§ INSTRUCTION: Make an exact copy of all the material below, apart from the pictures.

..............................

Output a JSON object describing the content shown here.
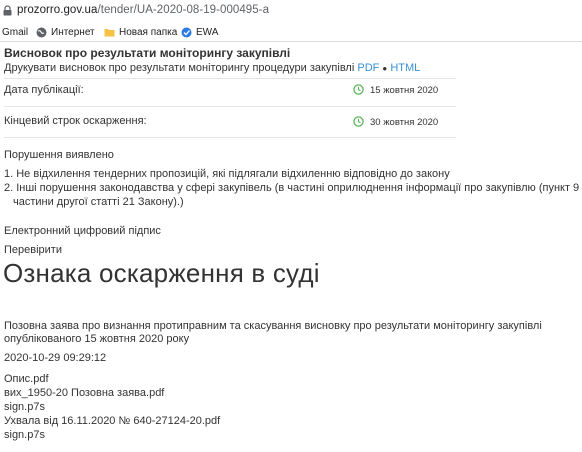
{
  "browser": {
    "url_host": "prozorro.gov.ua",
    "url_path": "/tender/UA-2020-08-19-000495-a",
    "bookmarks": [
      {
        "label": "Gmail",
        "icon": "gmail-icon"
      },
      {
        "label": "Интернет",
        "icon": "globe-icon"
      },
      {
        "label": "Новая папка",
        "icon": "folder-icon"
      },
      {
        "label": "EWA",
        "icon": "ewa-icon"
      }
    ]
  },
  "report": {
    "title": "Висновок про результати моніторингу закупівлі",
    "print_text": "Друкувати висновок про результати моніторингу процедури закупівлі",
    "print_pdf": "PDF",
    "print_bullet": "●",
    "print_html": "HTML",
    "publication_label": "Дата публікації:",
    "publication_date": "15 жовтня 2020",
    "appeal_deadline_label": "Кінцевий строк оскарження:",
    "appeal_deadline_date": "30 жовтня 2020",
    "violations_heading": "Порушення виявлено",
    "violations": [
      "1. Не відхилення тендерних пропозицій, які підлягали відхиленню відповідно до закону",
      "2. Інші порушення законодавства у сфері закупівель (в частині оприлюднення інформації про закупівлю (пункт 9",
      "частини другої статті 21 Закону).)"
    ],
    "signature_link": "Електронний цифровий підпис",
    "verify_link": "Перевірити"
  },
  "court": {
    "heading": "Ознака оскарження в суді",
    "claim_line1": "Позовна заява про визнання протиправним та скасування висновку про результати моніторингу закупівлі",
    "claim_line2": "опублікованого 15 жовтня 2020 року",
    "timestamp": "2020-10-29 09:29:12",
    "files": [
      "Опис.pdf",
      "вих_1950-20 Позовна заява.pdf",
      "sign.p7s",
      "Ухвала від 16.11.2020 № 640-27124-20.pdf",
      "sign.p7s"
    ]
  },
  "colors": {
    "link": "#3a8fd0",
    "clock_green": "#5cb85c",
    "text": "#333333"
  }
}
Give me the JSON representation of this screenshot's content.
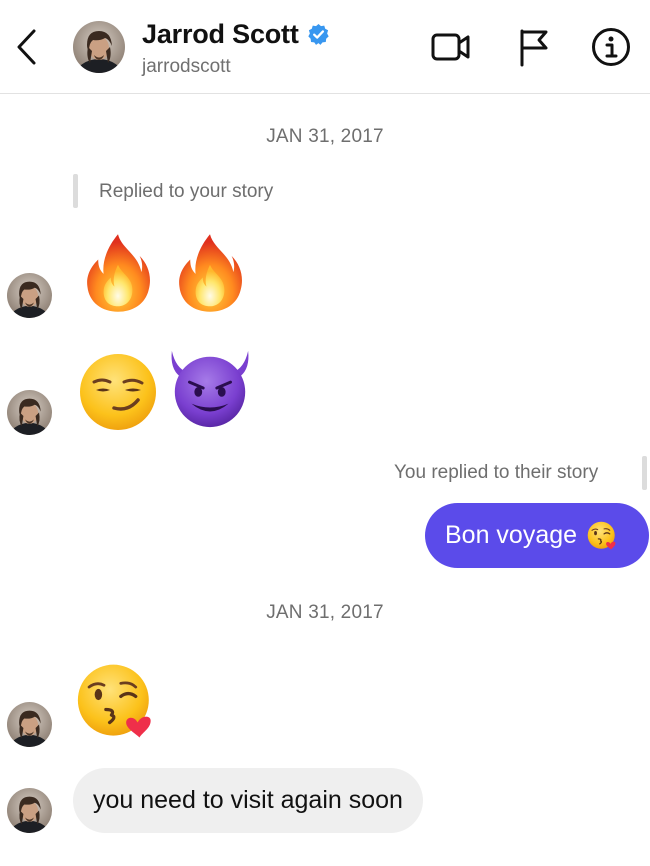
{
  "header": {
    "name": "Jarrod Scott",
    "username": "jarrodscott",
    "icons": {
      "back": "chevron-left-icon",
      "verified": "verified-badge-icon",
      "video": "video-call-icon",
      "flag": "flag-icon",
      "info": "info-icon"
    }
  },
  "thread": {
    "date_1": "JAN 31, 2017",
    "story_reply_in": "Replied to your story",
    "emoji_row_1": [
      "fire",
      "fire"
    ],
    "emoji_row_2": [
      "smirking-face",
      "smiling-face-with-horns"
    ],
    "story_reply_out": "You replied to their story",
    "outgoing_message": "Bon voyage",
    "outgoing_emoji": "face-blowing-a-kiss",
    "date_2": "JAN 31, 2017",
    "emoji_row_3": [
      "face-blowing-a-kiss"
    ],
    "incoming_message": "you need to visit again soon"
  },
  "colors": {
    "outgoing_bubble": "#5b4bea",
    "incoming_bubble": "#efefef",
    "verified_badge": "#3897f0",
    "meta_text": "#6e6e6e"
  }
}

..............................

§ ANSWER TO THE PROBLEM:
Output a JSON object describing the content shown here.
{
  "browser": {
    "url_host": "prozorro.gov.ua",
    "url_path": "/tender/UA-2020-08-19-000495-a",
    "bookmarks": [
      {
        "label": "Gmail",
        "icon": "gmail-icon"
      },
      {
        "label": "Интернет",
        "icon": "globe-icon"
      },
      {
        "label": "Новая папка",
        "icon": "folder-icon"
      },
      {
        "label": "EWA",
        "icon": "ewa-icon"
      }
    ]
  },
  "report": {
    "title": "Висновок про результати моніторингу закупівлі",
    "print_text": "Друкувати висновок про результати моніторингу процедури закупівлі",
    "print_pdf": "PDF",
    "print_bullet": "●",
    "print_html": "HTML",
    "publication_label": "Дата публікації:",
    "publication_date": "15 жовтня 2020",
    "appeal_deadline_label": "Кінцевий строк оскарження:",
    "appeal_deadline_date": "30 жовтня 2020",
    "violations_heading": "Порушення виявлено",
    "violations": [
      "1. Не відхилення тендерних пропозицій, які підлягали відхиленню відповідно до закону",
      "2. Інші порушення законодавства у сфері закупівель (в частині оприлюднення інформації про закупівлю (пункт 9",
      "частини другої статті 21 Закону).)"
    ],
    "signature_link": "Електронний цифровий підпис",
    "verify_link": "Перевірити"
  },
  "court": {
    "heading": "Ознака оскарження в суді",
    "claim_line1": "Позовна заява про визнання протиправним та скасування висновку про результати моніторингу закупівлі",
    "claim_line2": "опублікованого 15 жовтня 2020 року",
    "timestamp": "2020-10-29 09:29:12",
    "files": [
      "Опис.pdf",
      "вих_1950-20 Позовна заява.pdf",
      "sign.p7s",
      "Ухвала від 16.11.2020 № 640-27124-20.pdf",
      "sign.p7s"
    ]
  },
  "colors": {
    "link": "#3a8fd0",
    "clock_green": "#5cb85c",
    "text": "#333333"
  }
}
Give me the JSON representation of this screenshot's content.
{
  "header": {
    "name": "Jarrod Scott",
    "username": "jarrodscott",
    "icons": {
      "back": "chevron-left-icon",
      "verified": "verified-badge-icon",
      "video": "video-call-icon",
      "flag": "flag-icon",
      "info": "info-icon"
    }
  },
  "thread": {
    "date_1": "JAN 31, 2017",
    "story_reply_in": "Replied to your story",
    "emoji_row_1": [
      "fire",
      "fire"
    ],
    "emoji_row_2": [
      "smirking-face",
      "smiling-face-with-horns"
    ],
    "story_reply_out": "You replied to their story",
    "outgoing_message": "Bon voyage",
    "outgoing_emoji": "face-blowing-a-kiss",
    "date_2": "JAN 31, 2017",
    "emoji_row_3": [
      "face-blowing-a-kiss"
    ],
    "incoming_message": "you need to visit again soon"
  },
  "colors": {
    "outgoing_bubble": "#5b4bea",
    "incoming_bubble": "#efefef",
    "verified_badge": "#3897f0",
    "meta_text": "#6e6e6e"
  }
}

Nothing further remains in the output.